▶ Supplied passage
((

NOT FOR RELEASE, PUBLICATION OR DISTRIBUTION IN WHOLE OR IN PART IN, INTO OR FROM ANY JURISDICTION WHERE TO DO SO WOULD CONSTITUTE A VIOLATION OF THE RELEVANT LAWS OR REGULATIONS OF THAT JURISDICTION

 

THIS ANNOUNCEMENT IS NOT AN ANNOUNCEMENT OF A FIRM INTENTION TO MAKE AN OFFER UNDER RULE 2.7 OF THE CITY CODE ON TAKEOVERS AND MERGERS (THE "CODE") AND THERE CAN BE NO CERTAINTY THAT ANY SUCH OFFER WILL BE MADE

 

FOR IMMEDIATE RELEASE

 

21 June 2024

Statement by Carlsberg Group ("Carlsberg") regarding Britvic plc ("Britvic")

 

Carlsberg notes the recent announcement by Britvic and confirms that it made an increased proposal to the Board of Britvic on 11 June 2024 regarding a possible cash offer for the issued and to be issued share capital of Britvic at a price of 1,250 pence per share, subject only to customary pre-conditions, including limited confirmatory due diligence (the "Proposal").

 

The Proposal represents:

·      An implied enterprise value multiple of 13.1x Britvic's LTM Adjusted EBITDA of £302 million for the twelve month period ended 31 March 2024;

·      A premium of 29% to the Britvic closing share price of 970 pence per share on 19 June 2024 (being the day prior to press speculation occurring); and

·      A very significant increase over Carlsberg's original proposal of 1,200 pence per share, which was made to the Board of Britvic on 7 June 2024.

 

Carlsberg believes that the Proposal represents a compelling opportunity for Britvic shareholders to realise their investment in full in cash at an attractive valuation.

 

The Proposal was rejected by the Britvic Board on 17 June 2024. Carlsberg is considering its position.

 

Carlsberg takes a disciplined approach to evaluating acquisition opportunities and will only proceed with a transaction that is strategically and financially attractive to Carlsberg and its shareholders. Any offer, if made, is likely to be solely in cash and is expected to be fully debt financed.

 

Carlsberg believes that the potential transaction would enable it to capture appealing long-term growth opportunities from Britvic's comprehensive portfolio of leading brands in an attractive segment of the beverage market where Carlsberg already has a strong track record. The potential transaction is fully aligned with Carlsberg's ambitious growth agenda as set out in its Accelerate SAIL strategy announced in February 2024.

 

There can be no certainty that any offer will be made. Pursuant to Rule 2.5 of the Code, Carlsberg reserves the right to vary the form of consideration at its discretion and/or introduce other forms of consideration such as securities in substitution for all or part of the cash consideration.

 

Carlsberg also reserves the right to make an offer for Britvic at any time at a lower value or on less favourable terms:

a)   with the recommendation or consent of the Britvic Board;

b)   if a third party announces a possible offer or a firm intention to make an offer for Britvic on less favourable terms; or

c)   following the announcement by Britvic of a Rule 9 waiver proposal or a reverse takeover (as defined in the Code).

))

▶ Data for this task
((

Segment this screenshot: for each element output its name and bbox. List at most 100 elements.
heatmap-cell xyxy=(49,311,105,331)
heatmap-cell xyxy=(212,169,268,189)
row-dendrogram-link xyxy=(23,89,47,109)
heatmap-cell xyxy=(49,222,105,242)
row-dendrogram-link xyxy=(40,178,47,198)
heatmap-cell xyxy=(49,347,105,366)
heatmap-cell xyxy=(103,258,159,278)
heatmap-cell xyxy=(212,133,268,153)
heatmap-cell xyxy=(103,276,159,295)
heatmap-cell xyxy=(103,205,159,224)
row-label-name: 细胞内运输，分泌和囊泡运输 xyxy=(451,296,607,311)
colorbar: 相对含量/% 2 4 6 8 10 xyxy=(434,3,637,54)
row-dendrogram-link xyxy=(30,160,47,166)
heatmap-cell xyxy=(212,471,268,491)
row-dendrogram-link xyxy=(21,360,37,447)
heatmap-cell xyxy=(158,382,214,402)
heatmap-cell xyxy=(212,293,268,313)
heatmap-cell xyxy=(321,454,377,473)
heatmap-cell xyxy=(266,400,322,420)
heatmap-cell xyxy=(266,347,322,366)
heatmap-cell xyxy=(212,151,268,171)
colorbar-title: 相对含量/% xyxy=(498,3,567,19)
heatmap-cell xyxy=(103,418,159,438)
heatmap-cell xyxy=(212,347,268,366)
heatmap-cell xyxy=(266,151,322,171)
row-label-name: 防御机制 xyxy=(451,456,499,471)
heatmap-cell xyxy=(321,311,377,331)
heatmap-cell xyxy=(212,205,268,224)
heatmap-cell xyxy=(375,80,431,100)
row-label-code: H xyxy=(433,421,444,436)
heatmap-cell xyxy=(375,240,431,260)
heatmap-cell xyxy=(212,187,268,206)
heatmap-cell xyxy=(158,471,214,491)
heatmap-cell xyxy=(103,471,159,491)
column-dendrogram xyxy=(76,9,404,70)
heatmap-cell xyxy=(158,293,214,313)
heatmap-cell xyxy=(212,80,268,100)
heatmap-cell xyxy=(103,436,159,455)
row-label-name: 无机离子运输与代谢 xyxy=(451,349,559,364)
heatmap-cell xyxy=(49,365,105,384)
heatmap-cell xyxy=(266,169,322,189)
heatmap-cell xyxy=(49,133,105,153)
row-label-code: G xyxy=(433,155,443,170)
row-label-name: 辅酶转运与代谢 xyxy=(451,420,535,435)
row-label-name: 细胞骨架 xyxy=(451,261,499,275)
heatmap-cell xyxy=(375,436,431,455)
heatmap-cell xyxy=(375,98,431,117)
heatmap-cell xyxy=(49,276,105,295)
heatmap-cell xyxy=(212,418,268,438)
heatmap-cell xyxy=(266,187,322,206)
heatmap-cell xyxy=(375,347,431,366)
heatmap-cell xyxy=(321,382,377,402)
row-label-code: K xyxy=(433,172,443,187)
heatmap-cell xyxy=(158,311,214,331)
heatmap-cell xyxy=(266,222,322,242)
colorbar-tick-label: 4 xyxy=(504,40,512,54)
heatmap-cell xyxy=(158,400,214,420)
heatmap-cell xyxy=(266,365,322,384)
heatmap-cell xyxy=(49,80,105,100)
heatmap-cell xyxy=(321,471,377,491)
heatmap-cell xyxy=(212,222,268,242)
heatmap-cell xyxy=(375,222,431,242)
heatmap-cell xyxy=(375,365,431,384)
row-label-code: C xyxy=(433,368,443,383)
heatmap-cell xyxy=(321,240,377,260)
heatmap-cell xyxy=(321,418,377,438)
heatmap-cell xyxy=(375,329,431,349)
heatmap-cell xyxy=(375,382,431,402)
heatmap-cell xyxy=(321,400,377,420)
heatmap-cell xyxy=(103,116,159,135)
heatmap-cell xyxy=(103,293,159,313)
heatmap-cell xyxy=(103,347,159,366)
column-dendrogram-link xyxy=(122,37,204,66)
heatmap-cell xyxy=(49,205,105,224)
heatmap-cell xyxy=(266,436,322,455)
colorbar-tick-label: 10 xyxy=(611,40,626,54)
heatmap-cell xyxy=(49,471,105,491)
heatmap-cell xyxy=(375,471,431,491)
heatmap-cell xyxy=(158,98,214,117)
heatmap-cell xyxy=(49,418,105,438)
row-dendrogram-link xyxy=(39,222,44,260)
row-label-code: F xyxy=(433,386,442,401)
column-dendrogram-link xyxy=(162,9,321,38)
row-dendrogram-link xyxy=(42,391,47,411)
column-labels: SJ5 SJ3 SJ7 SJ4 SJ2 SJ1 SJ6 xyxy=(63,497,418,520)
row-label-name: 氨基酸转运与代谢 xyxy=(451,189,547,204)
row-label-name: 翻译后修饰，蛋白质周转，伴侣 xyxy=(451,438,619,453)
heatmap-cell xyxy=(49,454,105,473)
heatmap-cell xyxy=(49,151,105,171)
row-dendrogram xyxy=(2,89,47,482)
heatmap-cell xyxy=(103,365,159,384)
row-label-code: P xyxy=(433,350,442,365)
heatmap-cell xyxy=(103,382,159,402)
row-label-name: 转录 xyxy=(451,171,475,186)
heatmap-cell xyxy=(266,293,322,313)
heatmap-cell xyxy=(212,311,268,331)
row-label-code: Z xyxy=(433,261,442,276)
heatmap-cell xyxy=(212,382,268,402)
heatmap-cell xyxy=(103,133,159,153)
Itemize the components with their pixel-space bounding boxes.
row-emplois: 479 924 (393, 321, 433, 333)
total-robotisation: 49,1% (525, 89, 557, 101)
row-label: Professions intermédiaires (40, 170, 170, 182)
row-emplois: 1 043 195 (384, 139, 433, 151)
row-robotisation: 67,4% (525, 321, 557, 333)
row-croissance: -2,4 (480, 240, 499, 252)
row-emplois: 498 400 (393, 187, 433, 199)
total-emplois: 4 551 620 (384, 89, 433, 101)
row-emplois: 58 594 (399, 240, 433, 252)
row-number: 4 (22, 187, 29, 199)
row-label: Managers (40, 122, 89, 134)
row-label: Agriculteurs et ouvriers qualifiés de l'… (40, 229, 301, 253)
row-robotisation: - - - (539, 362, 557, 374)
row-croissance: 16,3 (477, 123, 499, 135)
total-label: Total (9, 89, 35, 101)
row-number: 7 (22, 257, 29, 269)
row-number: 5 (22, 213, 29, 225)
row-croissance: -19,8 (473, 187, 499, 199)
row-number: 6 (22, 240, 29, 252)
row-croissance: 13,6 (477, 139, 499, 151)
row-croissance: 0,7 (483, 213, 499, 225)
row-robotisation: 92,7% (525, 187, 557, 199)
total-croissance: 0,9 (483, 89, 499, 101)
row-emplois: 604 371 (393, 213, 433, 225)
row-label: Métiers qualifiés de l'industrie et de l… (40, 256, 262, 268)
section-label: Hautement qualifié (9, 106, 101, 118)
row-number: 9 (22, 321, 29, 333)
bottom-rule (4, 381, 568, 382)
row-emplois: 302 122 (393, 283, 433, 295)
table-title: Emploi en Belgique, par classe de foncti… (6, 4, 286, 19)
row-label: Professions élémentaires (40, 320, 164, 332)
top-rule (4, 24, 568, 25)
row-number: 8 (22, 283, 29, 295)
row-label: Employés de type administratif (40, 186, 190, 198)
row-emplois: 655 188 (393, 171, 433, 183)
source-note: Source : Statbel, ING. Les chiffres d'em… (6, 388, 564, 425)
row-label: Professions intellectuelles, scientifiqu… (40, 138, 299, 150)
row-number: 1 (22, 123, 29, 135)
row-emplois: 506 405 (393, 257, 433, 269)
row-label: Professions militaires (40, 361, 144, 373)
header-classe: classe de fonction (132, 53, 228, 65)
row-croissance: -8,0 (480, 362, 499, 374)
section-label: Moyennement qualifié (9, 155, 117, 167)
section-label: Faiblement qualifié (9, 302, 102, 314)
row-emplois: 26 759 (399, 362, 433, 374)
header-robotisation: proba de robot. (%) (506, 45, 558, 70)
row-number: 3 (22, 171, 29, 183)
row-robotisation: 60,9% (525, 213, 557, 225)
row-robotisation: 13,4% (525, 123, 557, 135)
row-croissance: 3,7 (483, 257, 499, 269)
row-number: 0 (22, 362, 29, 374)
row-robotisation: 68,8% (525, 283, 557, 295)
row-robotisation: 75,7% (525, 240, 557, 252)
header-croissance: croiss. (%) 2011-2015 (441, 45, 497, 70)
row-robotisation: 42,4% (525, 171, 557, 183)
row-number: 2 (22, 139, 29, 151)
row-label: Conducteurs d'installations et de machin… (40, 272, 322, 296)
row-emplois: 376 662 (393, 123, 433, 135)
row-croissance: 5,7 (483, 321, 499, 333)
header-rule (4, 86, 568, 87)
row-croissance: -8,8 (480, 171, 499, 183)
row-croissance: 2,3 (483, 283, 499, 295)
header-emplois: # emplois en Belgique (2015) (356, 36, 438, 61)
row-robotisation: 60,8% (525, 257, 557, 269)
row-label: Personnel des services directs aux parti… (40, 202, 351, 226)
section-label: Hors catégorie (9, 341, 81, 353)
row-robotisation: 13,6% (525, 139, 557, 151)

))

▶ Requests
[1] In the Carlsberg statement on Britvic, what price per share did the increased proposal of 11 June 2024 offer?
[2] Present the part of the records that runs from their first line through the line containing "heatmap-cell xyxy=(212,471,268,491)" as a Markdown table with the columns Row and Line, leaving out blank lines.
The Carlsberg statement and the records have nothing to do with each other.

▶ Answers for the tasks
[1] 1,250 pence per share.

[2]
| Row | Line |
|---|---|
| 1 | Segment this screenshot: for each element output its name and bbox. List at most 100 elements. |
| 2 | heatmap-cell xyxy=(49,311,105,331) |
| 3 | heatmap-cell xyxy=(212,169,268,189) |
| 4 | row-dendrogram-link xyxy=(23,89,47,109) |
| 5 | heatmap-cell xyxy=(49,222,105,242) |
| 6 | row-dendrogram-link xyxy=(40,178,47,198) |
| 7 | heatmap-cell xyxy=(49,347,105,366) |
| 8 | heatmap-cell xyxy=(103,258,159,278) |
| 9 | heatmap-cell xyxy=(212,133,268,153) |
| 10 | heatmap-cell xyxy=(103,276,159,295) |
| 11 | heatmap-cell xyxy=(103,205,159,224) |
| 12 | row-label-name: 细胞内运输，分泌和囊泡运输 xyxy=(451,296,607,311) |
| 13 | colorbar: 相对含量/% 2 4 6 8 10 xyxy=(434,3,637,54) |
| 14 | row-dendrogram-link xyxy=(30,160,47,166) |
| 15 | heatmap-cell xyxy=(212,471,268,491) |